■ **The data**
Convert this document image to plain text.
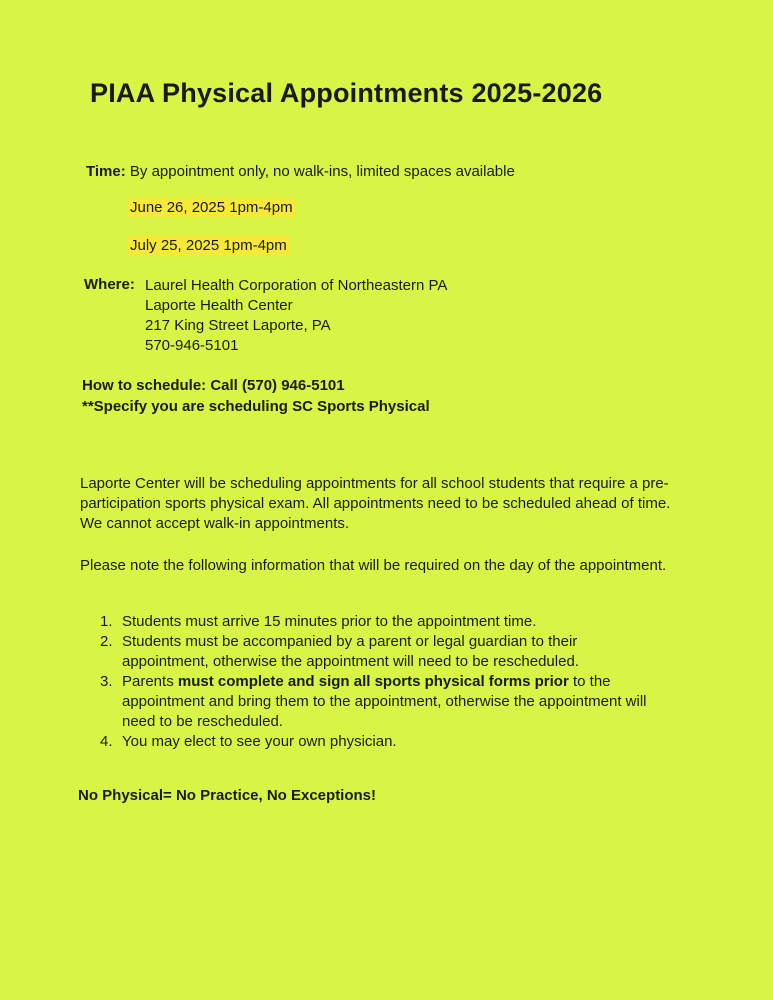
PIAA Physical Appointments 2025-2026
Time: By appointment only, no walk-ins, limited spaces available
June 26, 2025 1pm-4pm
July 25, 2025 1pm-4pm
Where: Laurel Health Corporation of Northeastern PA
Laporte Health Center
217 King Street Laporte, PA
570-946-5101
How to schedule: Call (570) 946-5101
**Specify you are scheduling SC Sports Physical
Laporte Center will be scheduling appointments for all school students that require a pre-participation sports physical exam. All appointments need to be scheduled ahead of time. We cannot accept walk-in appointments.
Please note the following information that will be required on the day of the appointment.
1. Students must arrive 15 minutes prior to the appointment time.
2. Students must be accompanied by a parent or legal guardian to their appointment, otherwise the appointment will need to be rescheduled.
3. Parents must complete and sign all sports physical forms prior to the appointment and bring them to the appointment, otherwise the appointment will need to be rescheduled.
4. You may elect to see your own physician.
No Physical= No Practice, No Exceptions!
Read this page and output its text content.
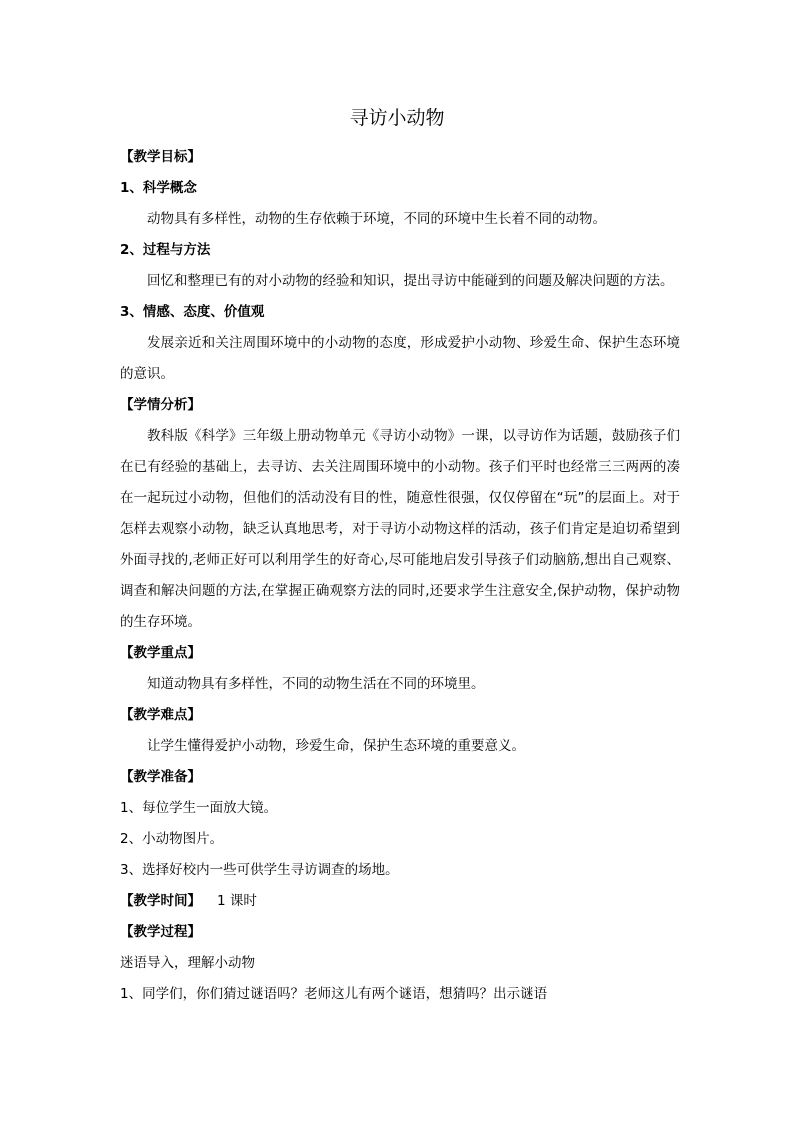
寻访小动物
【教学目标】
1、科学概念
动物具有多样性，动物的生存依赖于环境，不同的环境中生长着不同的动物。
2、过程与方法
回忆和整理已有的对小动物的经验和知识，提出寻访中能碰到的问题及解决问题的方法。
3、情感、态度、价值观
发展亲近和关注周围环境中的小动物的态度，形成爱护小动物、珍爱生命、保护生态环境的意识。
【学情分析】
教科版《科学》三年级上册动物单元《寻访小动物》一课，以寻访作为话题，鼓励孩子们在已有经验的基础上，去寻访、去关注周围环境中的小动物。孩子们平时也经常三三两两的凑在一起玩过小动物，但他们的活动没有目的性，随意性很强，仅仅停留在“玩”的层面上。对于怎样去观察小动物，缺乏认真地思考，对于寻访小动物这样的活动，孩子们肯定是迫切希望到外面寻找的,老师正好可以利用学生的好奇心,尽可能地启发引导孩子们动脑筋,想出自己观察、调查和解决问题的方法,在掌握正确观察方法的同时,还要求学生注意安全,保护动物，保护动物的生存环境。
【教学重点】
知道动物具有多样性，不同的动物生活在不同的环境里。
【教学难点】
让学生懂得爱护小动物，珍爱生命，保护生态环境的重要意义。
【教学准备】
1、每位学生一面放大镜。
2、小动物图片。
3、选择好校内一些可供学生寻访调查的场地。
【教学时间】 1 课时
【教学过程】
迷语导入，理解小动物
1、同学们，你们猜过谜语吗？老师这儿有两个谜语，想猜吗？出示谜语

■ **Set problem**
Copy out all lines from the material above that contain the string "prior".

■ **Solution to this exercise**
1. Students must arrive 15 minutes prior to the appointment time.
3. Parents must complete and sign all sports physical forms prior to the appointment and bring them to the appointment, otherwise the appointment will need to be rescheduled.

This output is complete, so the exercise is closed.